*TEXTE DE LA PAGE*:
<<<<
L’énergie a été le facteur déterminant dans l’évolution de l’humanité. Il en fut ainsi avec la domestication du feu il y a environ 400 000 ans, de l’éolien et du solaire à l’âge de bronze puis à la fin du 18ème siècle avec le charbon et l’hydraulique, rejoints par le pétrole et le gaz au début de l’ère moderne. De profonds changements sociaux, politiques et économiques accompagnent chaque mutation énergétique.
Dès la fin du 19ème siècle se développe en France, grande consommatrice d’énergie fossile, la volonté de réduire sa dépendance en s’orientant vers un mix énergétique et une diversification de ses approvisionnements. Les guerres au Moyen-Orient et la perte des gisements gazier et pétrolier en Algérie renforcent cette orientation qui intègre à partir de 1974 une composante énergie nucléaire.
>>>>
*DONNÉES FOURNIES*:
<<<<
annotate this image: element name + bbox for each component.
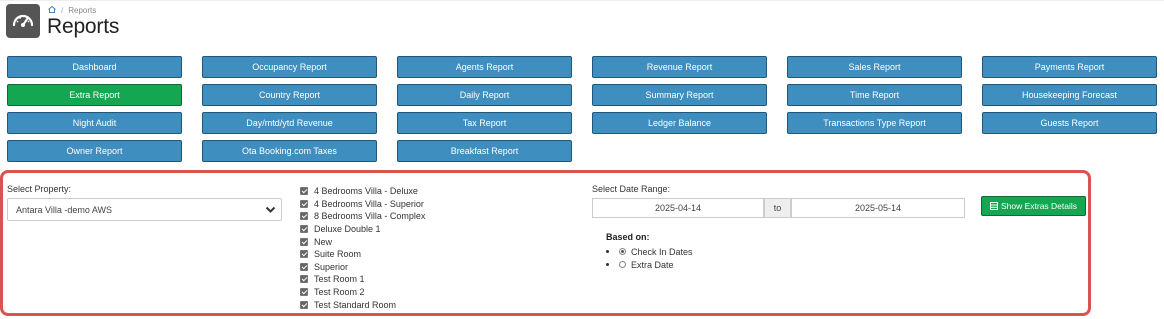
- radio-label: Extra Date: [631, 259, 674, 270]
- report-button-ota-booking-com-taxes[interactable]: Ota Booking.com Taxes: [202, 140, 377, 162]
- room-checkbox-item[interactable]: 4 Bedrooms Villa - Superior: [300, 198, 425, 211]
- room-checkbox-item[interactable]: 4 Bedrooms Villa - Deluxe: [300, 185, 425, 198]
- date-from-input[interactable]: 2025-04-14: [592, 198, 764, 218]
- radio-label: Check In Dates: [631, 246, 693, 257]
- report-button-transactions-type-report[interactable]: Transactions Type Report: [787, 112, 962, 134]
- report-button-payments-report[interactable]: Payments Report: [982, 56, 1157, 78]
- room-checkbox-item[interactable]: Deluxe Double 1: [300, 223, 425, 236]
- property-select-value: Antara Villa -demo AWS: [16, 204, 113, 215]
- checkbox-checked[interactable]: [300, 199, 308, 208]
- report-button-tax-report[interactable]: Tax Report: [397, 112, 572, 134]
- room-label: Test Standard Room: [314, 299, 397, 310]
- report-button-day-mtd-ytd-revenue[interactable]: Day/mtd/ytd Revenue: [202, 112, 377, 134]
- list-bullet: [606, 263, 609, 266]
- radio-button[interactable]: [619, 248, 626, 255]
- date-to-separator: to: [764, 198, 791, 218]
- table-icon: [989, 202, 998, 210]
- radio-button[interactable]: [619, 261, 626, 268]
- checkbox-checked[interactable]: [300, 300, 308, 309]
- report-button-breakfast-report[interactable]: Breakfast Report: [397, 140, 572, 162]
- checkbox-checked[interactable]: [300, 187, 308, 196]
- report-button-revenue-report[interactable]: Revenue Report: [592, 56, 767, 78]
- breadcrumb: / Reports: [48, 6, 96, 15]
- date-to-input[interactable]: 2025-05-14: [791, 198, 965, 218]
- checkbox-checked[interactable]: [300, 288, 308, 297]
- room-label: Superior: [314, 261, 349, 272]
- room-label: Deluxe Double 1: [314, 224, 381, 235]
- report-button-summary-report[interactable]: Summary Report: [592, 84, 767, 106]
- room-label: Test Room 2: [314, 287, 365, 298]
- report-button-occupancy-report[interactable]: Occupancy Report: [202, 56, 377, 78]
- checkbox-checked[interactable]: [300, 225, 308, 234]
- speedometer-logo-icon: [6, 4, 40, 38]
- breadcrumb-separator: /: [61, 6, 64, 15]
- room-label: 4 Bedrooms Villa - Superior: [314, 198, 424, 209]
- page-title: Reports: [47, 15, 120, 38]
- report-button-owner-report[interactable]: Owner Report: [7, 140, 182, 162]
- room-checkbox-item[interactable]: Test Standard Room: [300, 298, 425, 311]
- checkbox-checked[interactable]: [300, 275, 308, 284]
- room-label: Suite Room: [314, 249, 362, 260]
- top-divider: [0, 0, 1164, 1]
- report-button-time-report[interactable]: Time Report: [787, 84, 962, 106]
- room-checkbox-item[interactable]: Test Room 2: [300, 286, 425, 299]
- report-button-country-report[interactable]: Country Report: [202, 84, 377, 106]
- date-range-label: Select Date Range:: [592, 184, 671, 194]
- report-button-sales-report[interactable]: Sales Report: [787, 56, 962, 78]
- breadcrumb-current: Reports: [68, 6, 97, 15]
- list-bullet: [606, 250, 609, 253]
- based-on-option-extra-date[interactable]: Extra Date: [606, 258, 693, 271]
- report-button-agents-report[interactable]: Agents Report: [397, 56, 572, 78]
- based-on-radio-group: Check In Dates Extra Date: [606, 245, 693, 271]
- property-label: Select Property:: [7, 184, 72, 194]
- filter-panel: Select Property: Antara Villa -demo AWS …: [0, 170, 1091, 316]
- room-label: 8 Bedrooms Villa - Complex: [314, 211, 426, 222]
- show-extras-details-button[interactable]: Show Extras Details: [981, 196, 1086, 216]
- checkbox-checked[interactable]: [300, 237, 308, 246]
- room-checkbox-item[interactable]: Suite Room: [300, 248, 425, 261]
- chevron-down-icon: [265, 204, 276, 217]
- report-button-night-audit[interactable]: Night Audit: [7, 112, 182, 134]
- room-checkbox-item[interactable]: Superior: [300, 261, 425, 274]
- report-button-ledger-balance[interactable]: Ledger Balance: [592, 112, 767, 134]
- checkbox-checked[interactable]: [300, 212, 308, 221]
- checkbox-checked[interactable]: [300, 262, 308, 271]
- property-select[interactable]: Antara Villa -demo AWS: [7, 198, 282, 221]
- room-checkbox-list: 4 Bedrooms Villa - Deluxe 4 Bedrooms Vill…: [300, 185, 425, 311]
- report-button-daily-report[interactable]: Daily Report: [397, 84, 572, 106]
- show-extras-details-label: Show Extras Details: [1000, 201, 1078, 211]
- room-label: New: [314, 236, 333, 247]
- room-label: Test Room 1: [314, 274, 365, 285]
- report-button-grid: Dashboard Occupancy Report Agents Report Re…: [7, 56, 1157, 162]
- report-button-extra-report[interactable]: Extra Report: [7, 84, 182, 106]
- based-on-option-check-in-dates[interactable]: Check In Dates: [606, 245, 693, 258]
- report-button-housekeeping-forecast[interactable]: Housekeeping Forecast: [982, 84, 1157, 106]
- report-button-dashboard[interactable]: Dashboard: [7, 56, 182, 78]
- room-checkbox-item[interactable]: 8 Bedrooms Villa - Complex: [300, 210, 425, 223]
- report-button-guests-report[interactable]: Guests Report: [982, 112, 1157, 134]
- room-checkbox-item[interactable]: Test Room 1: [300, 273, 425, 286]
- room-checkbox-item[interactable]: New: [300, 235, 425, 248]
- based-on-label: Based on:: [606, 232, 650, 242]
- room-label: 4 Bedrooms Villa - Deluxe: [314, 186, 418, 197]
- checkbox-checked[interactable]: [300, 250, 308, 259]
>>>>
*CONSIGNE*: Recopiez à l’identique le passage du texte de la page qui va de « L’énergie a été » à « composante énergie nucléaire. ».

*RÉSULTAT*:
L’énergie a été le facteur déterminant dans l’évolution de l’humanité. Il en fut ainsi avec la domestication du feu il y a environ 400 000 ans, de l’éolien et du solaire à l’âge de bronze puis à la fin du 18ème siècle avec le charbon et l’hydraulique, rejoints par le pétrole et le gaz au début de l’ère moderne. De profonds changements sociaux, politiques et économiques accompagnent chaque mutation énergétique.
Dès la fin du 19ème siècle se développe en France, grande consommatrice d’énergie fossile, la volonté de réduire sa dépendance en s’orientant vers un mix énergétique et une diversification de ses approvisionnements. Les guerres au Moyen-Orient et la perte des gisements gazier et pétrolier en Algérie renforcent cette orientation qui intègre à partir de 1974 une composante énergie nucléaire.